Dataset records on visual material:
'''

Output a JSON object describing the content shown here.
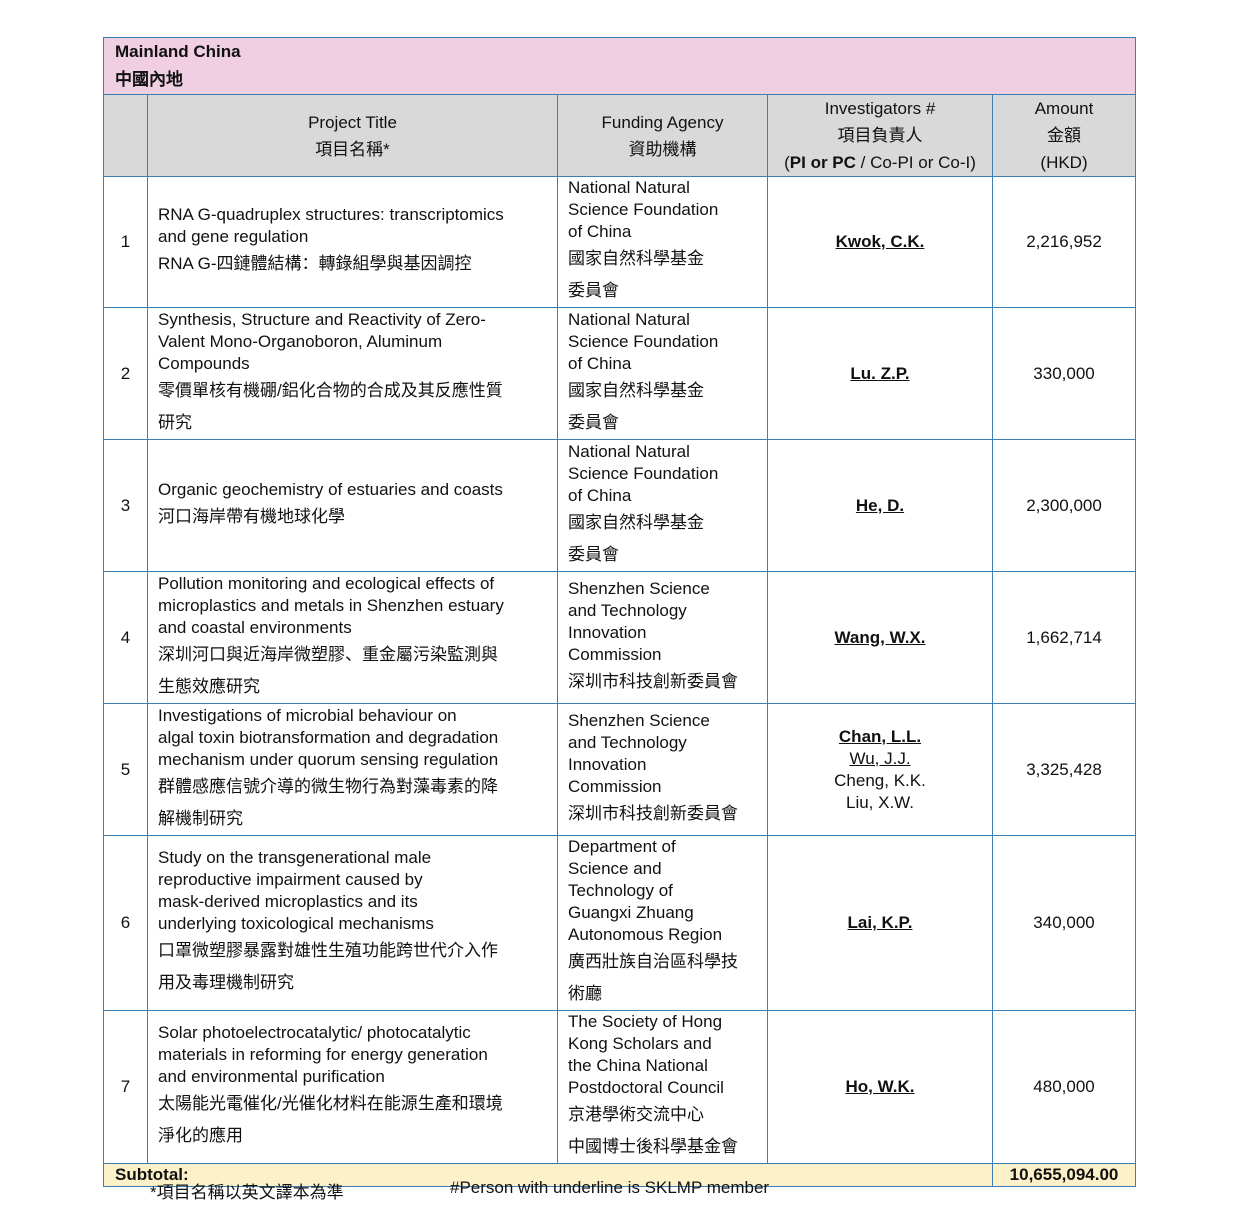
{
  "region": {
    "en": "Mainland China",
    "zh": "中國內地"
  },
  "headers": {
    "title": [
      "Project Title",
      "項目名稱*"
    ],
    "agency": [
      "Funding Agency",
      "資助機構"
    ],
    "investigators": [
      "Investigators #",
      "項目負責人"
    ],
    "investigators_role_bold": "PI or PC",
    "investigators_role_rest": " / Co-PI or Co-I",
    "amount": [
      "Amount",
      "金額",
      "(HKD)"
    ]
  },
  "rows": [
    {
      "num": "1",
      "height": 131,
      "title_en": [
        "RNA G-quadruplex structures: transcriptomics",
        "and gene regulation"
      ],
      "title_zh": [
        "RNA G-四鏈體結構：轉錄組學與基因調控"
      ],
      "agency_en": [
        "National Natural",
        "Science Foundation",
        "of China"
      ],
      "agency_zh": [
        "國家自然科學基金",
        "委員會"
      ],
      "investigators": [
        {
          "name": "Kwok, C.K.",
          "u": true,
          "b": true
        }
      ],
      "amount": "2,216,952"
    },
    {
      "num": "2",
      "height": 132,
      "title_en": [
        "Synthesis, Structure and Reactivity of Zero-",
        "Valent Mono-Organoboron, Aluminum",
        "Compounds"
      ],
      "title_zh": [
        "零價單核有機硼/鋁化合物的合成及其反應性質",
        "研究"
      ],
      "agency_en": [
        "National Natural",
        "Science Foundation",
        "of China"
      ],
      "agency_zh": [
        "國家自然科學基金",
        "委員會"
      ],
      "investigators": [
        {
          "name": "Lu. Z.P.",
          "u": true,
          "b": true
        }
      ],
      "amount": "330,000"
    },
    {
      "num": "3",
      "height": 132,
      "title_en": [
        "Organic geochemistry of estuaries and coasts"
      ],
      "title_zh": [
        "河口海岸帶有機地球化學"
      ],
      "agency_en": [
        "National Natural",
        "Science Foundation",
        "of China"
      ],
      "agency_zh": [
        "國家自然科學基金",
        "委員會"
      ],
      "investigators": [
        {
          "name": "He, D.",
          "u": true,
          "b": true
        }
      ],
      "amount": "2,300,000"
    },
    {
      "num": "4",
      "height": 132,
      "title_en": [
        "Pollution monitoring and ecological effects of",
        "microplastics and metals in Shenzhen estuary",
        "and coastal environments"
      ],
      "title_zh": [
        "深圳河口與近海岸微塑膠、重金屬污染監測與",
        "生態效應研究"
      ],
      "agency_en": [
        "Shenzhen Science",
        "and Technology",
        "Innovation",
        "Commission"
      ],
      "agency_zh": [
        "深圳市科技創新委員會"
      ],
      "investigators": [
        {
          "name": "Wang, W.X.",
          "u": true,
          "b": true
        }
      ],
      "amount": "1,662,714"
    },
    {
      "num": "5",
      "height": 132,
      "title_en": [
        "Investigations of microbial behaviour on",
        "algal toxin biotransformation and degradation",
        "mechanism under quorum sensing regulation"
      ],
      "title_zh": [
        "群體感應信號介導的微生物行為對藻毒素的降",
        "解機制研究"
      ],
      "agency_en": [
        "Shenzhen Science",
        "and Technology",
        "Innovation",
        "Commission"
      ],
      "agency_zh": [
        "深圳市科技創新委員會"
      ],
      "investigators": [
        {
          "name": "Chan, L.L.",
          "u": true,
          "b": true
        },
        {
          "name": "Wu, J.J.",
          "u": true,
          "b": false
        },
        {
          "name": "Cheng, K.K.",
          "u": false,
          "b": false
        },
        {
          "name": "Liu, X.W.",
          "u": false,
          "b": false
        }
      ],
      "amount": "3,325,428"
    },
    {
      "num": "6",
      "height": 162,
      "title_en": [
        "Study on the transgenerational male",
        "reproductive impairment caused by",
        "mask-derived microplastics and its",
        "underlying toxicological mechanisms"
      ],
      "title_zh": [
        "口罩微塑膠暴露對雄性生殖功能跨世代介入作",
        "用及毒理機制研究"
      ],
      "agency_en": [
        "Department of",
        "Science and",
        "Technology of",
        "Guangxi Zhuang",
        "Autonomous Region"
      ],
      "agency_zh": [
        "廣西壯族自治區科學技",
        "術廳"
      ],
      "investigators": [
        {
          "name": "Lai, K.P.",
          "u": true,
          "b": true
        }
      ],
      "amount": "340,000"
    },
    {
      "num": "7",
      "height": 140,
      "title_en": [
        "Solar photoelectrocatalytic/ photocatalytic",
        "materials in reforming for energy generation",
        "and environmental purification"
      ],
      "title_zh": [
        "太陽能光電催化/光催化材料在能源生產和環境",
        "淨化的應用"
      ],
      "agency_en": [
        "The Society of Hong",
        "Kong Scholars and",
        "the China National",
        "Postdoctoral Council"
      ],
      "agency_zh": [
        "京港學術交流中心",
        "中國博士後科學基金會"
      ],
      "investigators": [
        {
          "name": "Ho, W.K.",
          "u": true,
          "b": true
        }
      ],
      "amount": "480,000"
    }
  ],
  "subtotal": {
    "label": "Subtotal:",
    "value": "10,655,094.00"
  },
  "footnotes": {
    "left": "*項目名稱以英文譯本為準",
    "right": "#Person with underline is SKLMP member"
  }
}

'''

__What the exercise asks__. Each line of the data should be printed again exactly. Please leave pictures out.

__Worked solution__.
Output a JSON object describing the content shown here.
{
  "region": {
    "en": "Mainland China",
    "zh": "中國內地"
  },
  "headers": {
    "title": [
      "Project Title",
      "項目名稱*"
    ],
    "agency": [
      "Funding Agency",
      "資助機構"
    ],
    "investigators": [
      "Investigators #",
      "項目負責人"
    ],
    "investigators_role_bold": "PI or PC",
    "investigators_role_rest": " / Co-PI or Co-I",
    "amount": [
      "Amount",
      "金額",
      "(HKD)"
    ]
  },
  "rows": [
    {
      "num": "1",
      "height": 131,
      "title_en": [
        "RNA G-quadruplex structures: transcriptomics",
        "and gene regulation"
      ],
      "title_zh": [
        "RNA G-四鏈體結構：轉錄組學與基因調控"
      ],
      "agency_en": [
        "National Natural",
        "Science Foundation",
        "of China"
      ],
      "agency_zh": [
        "國家自然科學基金",
        "委員會"
      ],
      "investigators": [
        {
          "name": "Kwok, C.K.",
          "u": true,
          "b": true
        }
      ],
      "amount": "2,216,952"
    },
    {
      "num": "2",
      "height": 132,
      "title_en": [
        "Synthesis, Structure and Reactivity of Zero-",
        "Valent Mono-Organoboron, Aluminum",
        "Compounds"
      ],
      "title_zh": [
        "零價單核有機硼/鋁化合物的合成及其反應性質",
        "研究"
      ],
      "agency_en": [
        "National Natural",
        "Science Foundation",
        "of China"
      ],
      "agency_zh": [
        "國家自然科學基金",
        "委員會"
      ],
      "investigators": [
        {
          "name": "Lu. Z.P.",
          "u": true,
          "b": true
        }
      ],
      "amount": "330,000"
    },
    {
      "num": "3",
      "height": 132,
      "title_en": [
        "Organic geochemistry of estuaries and coasts"
      ],
      "title_zh": [
        "河口海岸帶有機地球化學"
      ],
      "agency_en": [
        "National Natural",
        "Science Foundation",
        "of China"
      ],
      "agency_zh": [
        "國家自然科學基金",
        "委員會"
      ],
      "investigators": [
        {
          "name": "He, D.",
          "u": true,
          "b": true
        }
      ],
      "amount": "2,300,000"
    },
    {
      "num": "4",
      "height": 132,
      "title_en": [
        "Pollution monitoring and ecological effects of",
        "microplastics and metals in Shenzhen estuary",
        "and coastal environments"
      ],
      "title_zh": [
        "深圳河口與近海岸微塑膠、重金屬污染監測與",
        "生態效應研究"
      ],
      "agency_en": [
        "Shenzhen Science",
        "and Technology",
        "Innovation",
        "Commission"
      ],
      "agency_zh": [
        "深圳市科技創新委員會"
      ],
      "investigators": [
        {
          "name": "Wang, W.X.",
          "u": true,
          "b": true
        }
      ],
      "amount": "1,662,714"
    },
    {
      "num": "5",
      "height": 132,
      "title_en": [
        "Investigations of microbial behaviour on",
        "algal toxin biotransformation and degradation",
        "mechanism under quorum sensing regulation"
      ],
      "title_zh": [
        "群體感應信號介導的微生物行為對藻毒素的降",
        "解機制研究"
      ],
      "agency_en": [
        "Shenzhen Science",
        "and Technology",
        "Innovation",
        "Commission"
      ],
      "agency_zh": [
        "深圳市科技創新委員會"
      ],
      "investigators": [
        {
          "name": "Chan, L.L.",
          "u": true,
          "b": true
        },
        {
          "name": "Wu, J.J.",
          "u": true,
          "b": false
        },
        {
          "name": "Cheng, K.K.",
          "u": false,
          "b": false
        },
        {
          "name": "Liu, X.W.",
          "u": false,
          "b": false
        }
      ],
      "amount": "3,325,428"
    },
    {
      "num": "6",
      "height": 162,
      "title_en": [
        "Study on the transgenerational male",
        "reproductive impairment caused by",
        "mask-derived microplastics and its",
        "underlying toxicological mechanisms"
      ],
      "title_zh": [
        "口罩微塑膠暴露對雄性生殖功能跨世代介入作",
        "用及毒理機制研究"
      ],
      "agency_en": [
        "Department of",
        "Science and",
        "Technology of",
        "Guangxi Zhuang",
        "Autonomous Region"
      ],
      "agency_zh": [
        "廣西壯族自治區科學技",
        "術廳"
      ],
      "investigators": [
        {
          "name": "Lai, K.P.",
          "u": true,
          "b": true
        }
      ],
      "amount": "340,000"
    },
    {
      "num": "7",
      "height": 140,
      "title_en": [
        "Solar photoelectrocatalytic/ photocatalytic",
        "materials in reforming for energy generation",
        "and environmental purification"
      ],
      "title_zh": [
        "太陽能光電催化/光催化材料在能源生產和環境",
        "淨化的應用"
      ],
      "agency_en": [
        "The Society of Hong",
        "Kong Scholars and",
        "the China National",
        "Postdoctoral Council"
      ],
      "agency_zh": [
        "京港學術交流中心",
        "中國博士後科學基金會"
      ],
      "investigators": [
        {
          "name": "Ho, W.K.",
          "u": true,
          "b": true
        }
      ],
      "amount": "480,000"
    }
  ],
  "subtotal": {
    "label": "Subtotal:",
    "value": "10,655,094.00"
  },
  "footnotes": {
    "left": "*項目名稱以英文譯本為準",
    "right": "#Person with underline is SKLMP member"
  }
}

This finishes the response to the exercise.